--- START PROVIDED ENTRIES ---

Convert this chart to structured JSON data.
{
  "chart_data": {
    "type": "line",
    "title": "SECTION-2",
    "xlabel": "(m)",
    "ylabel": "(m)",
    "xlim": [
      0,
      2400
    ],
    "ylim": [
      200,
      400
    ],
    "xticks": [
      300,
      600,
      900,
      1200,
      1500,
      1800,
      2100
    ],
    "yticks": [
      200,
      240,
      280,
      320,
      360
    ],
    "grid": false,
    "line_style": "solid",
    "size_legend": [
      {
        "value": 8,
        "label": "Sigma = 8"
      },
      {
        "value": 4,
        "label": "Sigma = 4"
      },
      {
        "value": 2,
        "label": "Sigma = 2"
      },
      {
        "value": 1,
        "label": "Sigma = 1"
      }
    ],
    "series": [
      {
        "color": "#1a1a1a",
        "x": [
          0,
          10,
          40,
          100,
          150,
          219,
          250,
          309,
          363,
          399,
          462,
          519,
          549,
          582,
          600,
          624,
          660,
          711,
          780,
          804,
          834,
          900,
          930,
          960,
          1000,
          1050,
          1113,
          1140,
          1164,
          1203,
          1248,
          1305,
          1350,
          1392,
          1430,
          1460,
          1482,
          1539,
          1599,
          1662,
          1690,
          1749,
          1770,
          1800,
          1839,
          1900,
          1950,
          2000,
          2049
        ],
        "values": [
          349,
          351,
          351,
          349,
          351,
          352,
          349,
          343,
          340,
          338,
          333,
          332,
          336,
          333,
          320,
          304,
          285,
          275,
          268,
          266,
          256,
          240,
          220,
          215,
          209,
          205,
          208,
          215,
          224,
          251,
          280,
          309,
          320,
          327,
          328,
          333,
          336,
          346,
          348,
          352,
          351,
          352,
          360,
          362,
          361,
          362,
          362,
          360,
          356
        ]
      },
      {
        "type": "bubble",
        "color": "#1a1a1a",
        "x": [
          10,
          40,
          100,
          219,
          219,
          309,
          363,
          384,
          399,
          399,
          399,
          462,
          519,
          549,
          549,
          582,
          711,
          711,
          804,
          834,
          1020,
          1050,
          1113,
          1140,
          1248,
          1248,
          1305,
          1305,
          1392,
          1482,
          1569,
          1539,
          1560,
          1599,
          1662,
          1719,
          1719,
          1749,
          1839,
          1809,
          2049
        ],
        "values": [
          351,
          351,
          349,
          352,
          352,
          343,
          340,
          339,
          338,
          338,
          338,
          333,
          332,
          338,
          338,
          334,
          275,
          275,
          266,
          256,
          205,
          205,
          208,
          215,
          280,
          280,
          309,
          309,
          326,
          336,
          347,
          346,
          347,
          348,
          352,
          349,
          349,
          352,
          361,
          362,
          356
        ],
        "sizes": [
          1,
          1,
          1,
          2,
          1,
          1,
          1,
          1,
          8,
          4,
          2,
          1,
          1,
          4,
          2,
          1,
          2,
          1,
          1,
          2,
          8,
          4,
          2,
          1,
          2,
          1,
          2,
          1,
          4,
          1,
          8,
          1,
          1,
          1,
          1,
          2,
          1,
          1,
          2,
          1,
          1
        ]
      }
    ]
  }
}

--- END PROVIDED ENTRIES ---

▸ AIM OF THE TASK
Extract the data exactly as given.

▸ SOLUTION
Convert this chart to structured JSON data.
{
  "chart_data": {
    "type": "line",
    "title": "SECTION-2",
    "xlabel": "(m)",
    "ylabel": "(m)",
    "xlim": [
      0,
      2400
    ],
    "ylim": [
      200,
      400
    ],
    "xticks": [
      300,
      600,
      900,
      1200,
      1500,
      1800,
      2100
    ],
    "yticks": [
      200,
      240,
      280,
      320,
      360
    ],
    "grid": false,
    "line_style": "solid",
    "size_legend": [
      {
        "value": 8,
        "label": "Sigma = 8"
      },
      {
        "value": 4,
        "label": "Sigma = 4"
      },
      {
        "value": 2,
        "label": "Sigma = 2"
      },
      {
        "value": 1,
        "label": "Sigma = 1"
      }
    ],
    "series": [
      {
        "color": "#1a1a1a",
        "x": [
          0,
          10,
          40,
          100,
          150,
          219,
          250,
          309,
          363,
          399,
          462,
          519,
          549,
          582,
          600,
          624,
          660,
          711,
          780,
          804,
          834,
          900,
          930,
          960,
          1000,
          1050,
          1113,
          1140,
          1164,
          1203,
          1248,
          1305,
          1350,
          1392,
          1430,
          1460,
          1482,
          1539,
          1599,
          1662,
          1690,
          1749,
          1770,
          1800,
          1839,
          1900,
          1950,
          2000,
          2049
        ],
        "values": [
          349,
          351,
          351,
          349,
          351,
          352,
          349,
          343,
          340,
          338,
          333,
          332,
          336,
          333,
          320,
          304,
          285,
          275,
          268,
          266,
          256,
          240,
          220,
          215,
          209,
          205,
          208,
          215,
          224,
          251,
          280,
          309,
          320,
          327,
          328,
          333,
          336,
          346,
          348,
          352,
          351,
          352,
          360,
          362,
          361,
          362,
          362,
          360,
          356
        ]
      },
      {
        "type": "bubble",
        "color": "#1a1a1a",
        "x": [
          10,
          40,
          100,
          219,
          219,
          309,
          363,
          384,
          399,
          399,
          399,
          462,
          519,
          549,
          549,
          582,
          711,
          711,
          804,
          834,
          1020,
          1050,
          1113,
          1140,
          1248,
          1248,
          1305,
          1305,
          1392,
          1482,
          1569,
          1539,
          1560,
          1599,
          1662,
          1719,
          1719,
          1749,
          1839,
          1809,
          2049
        ],
        "values": [
          351,
          351,
          349,
          352,
          352,
          343,
          340,
          339,
          338,
          338,
          338,
          333,
          332,
          338,
          338,
          334,
          275,
          275,
          266,
          256,
          205,
          205,
          208,
          215,
          280,
          280,
          309,
          309,
          326,
          336,
          347,
          346,
          347,
          348,
          352,
          349,
          349,
          352,
          361,
          362,
          356
        ],
        "sizes": [
          1,
          1,
          1,
          2,
          1,
          1,
          1,
          1,
          8,
          4,
          2,
          1,
          1,
          4,
          2,
          1,
          2,
          1,
          1,
          2,
          8,
          4,
          2,
          1,
          2,
          1,
          2,
          1,
          4,
          1,
          8,
          1,
          1,
          1,
          1,
          2,
          1,
          1,
          2,
          1,
          1
        ]
      }
    ]
  }
}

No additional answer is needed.